» **Supplied data**:

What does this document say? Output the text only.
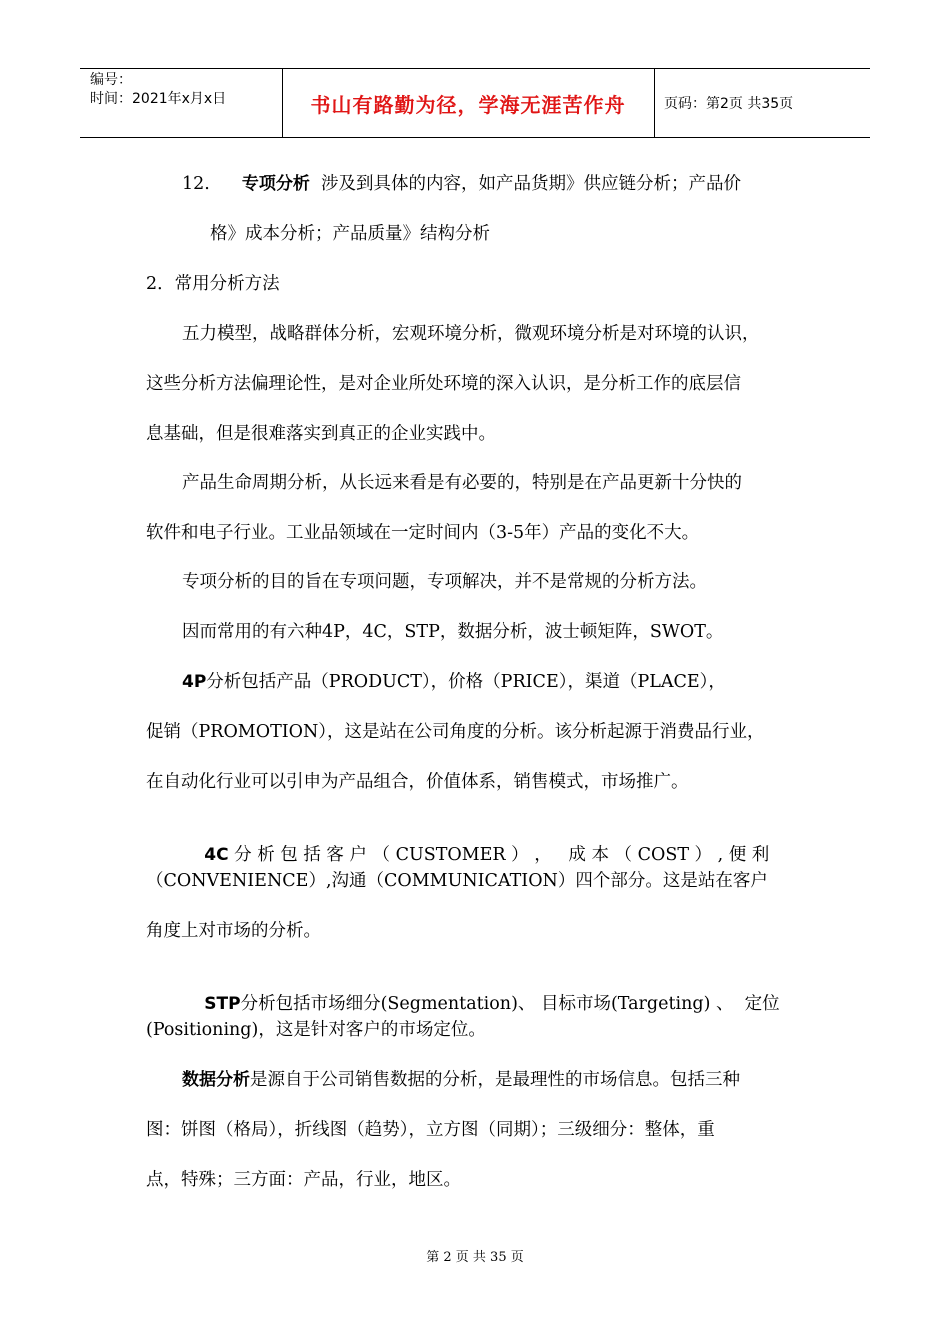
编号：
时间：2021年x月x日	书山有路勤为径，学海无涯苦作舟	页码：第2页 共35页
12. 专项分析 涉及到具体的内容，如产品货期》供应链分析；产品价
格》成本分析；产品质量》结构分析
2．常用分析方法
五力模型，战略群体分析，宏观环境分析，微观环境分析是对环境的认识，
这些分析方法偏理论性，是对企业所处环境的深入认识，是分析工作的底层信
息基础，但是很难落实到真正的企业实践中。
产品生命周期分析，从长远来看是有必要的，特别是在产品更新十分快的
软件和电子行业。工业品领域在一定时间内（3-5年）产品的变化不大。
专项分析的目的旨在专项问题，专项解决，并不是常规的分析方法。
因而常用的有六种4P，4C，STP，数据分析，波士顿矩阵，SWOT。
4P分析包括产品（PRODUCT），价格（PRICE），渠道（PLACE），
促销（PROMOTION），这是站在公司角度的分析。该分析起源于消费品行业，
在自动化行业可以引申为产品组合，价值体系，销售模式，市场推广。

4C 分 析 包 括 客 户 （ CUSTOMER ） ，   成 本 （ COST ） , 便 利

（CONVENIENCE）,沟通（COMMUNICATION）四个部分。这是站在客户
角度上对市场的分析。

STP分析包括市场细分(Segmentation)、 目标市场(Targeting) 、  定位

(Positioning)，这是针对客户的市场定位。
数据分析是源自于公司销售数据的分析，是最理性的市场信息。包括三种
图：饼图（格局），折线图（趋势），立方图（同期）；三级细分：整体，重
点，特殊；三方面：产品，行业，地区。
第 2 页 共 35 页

---

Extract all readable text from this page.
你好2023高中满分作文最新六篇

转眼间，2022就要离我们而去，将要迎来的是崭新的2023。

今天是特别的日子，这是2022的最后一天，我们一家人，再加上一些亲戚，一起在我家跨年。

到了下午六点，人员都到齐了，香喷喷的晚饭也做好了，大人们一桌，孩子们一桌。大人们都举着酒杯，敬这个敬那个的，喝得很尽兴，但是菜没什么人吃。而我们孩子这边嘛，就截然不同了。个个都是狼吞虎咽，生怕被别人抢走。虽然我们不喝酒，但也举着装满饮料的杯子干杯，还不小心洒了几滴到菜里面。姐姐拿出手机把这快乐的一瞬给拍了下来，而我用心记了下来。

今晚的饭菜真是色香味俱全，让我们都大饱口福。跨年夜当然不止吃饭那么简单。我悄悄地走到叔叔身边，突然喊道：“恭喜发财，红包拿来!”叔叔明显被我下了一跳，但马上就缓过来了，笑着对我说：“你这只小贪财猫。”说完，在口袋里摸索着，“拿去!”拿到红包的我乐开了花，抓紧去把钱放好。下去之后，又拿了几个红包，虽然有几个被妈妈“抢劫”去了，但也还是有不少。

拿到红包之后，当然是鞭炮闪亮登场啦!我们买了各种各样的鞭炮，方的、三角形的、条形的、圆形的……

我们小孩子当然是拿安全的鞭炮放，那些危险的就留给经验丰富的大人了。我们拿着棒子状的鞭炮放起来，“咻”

» **Exercise brief**:
Which lines above contain "this"? Show each of them.

» **The completed task**:
What does this document say? Output the text only.
Extract all readable text from this page.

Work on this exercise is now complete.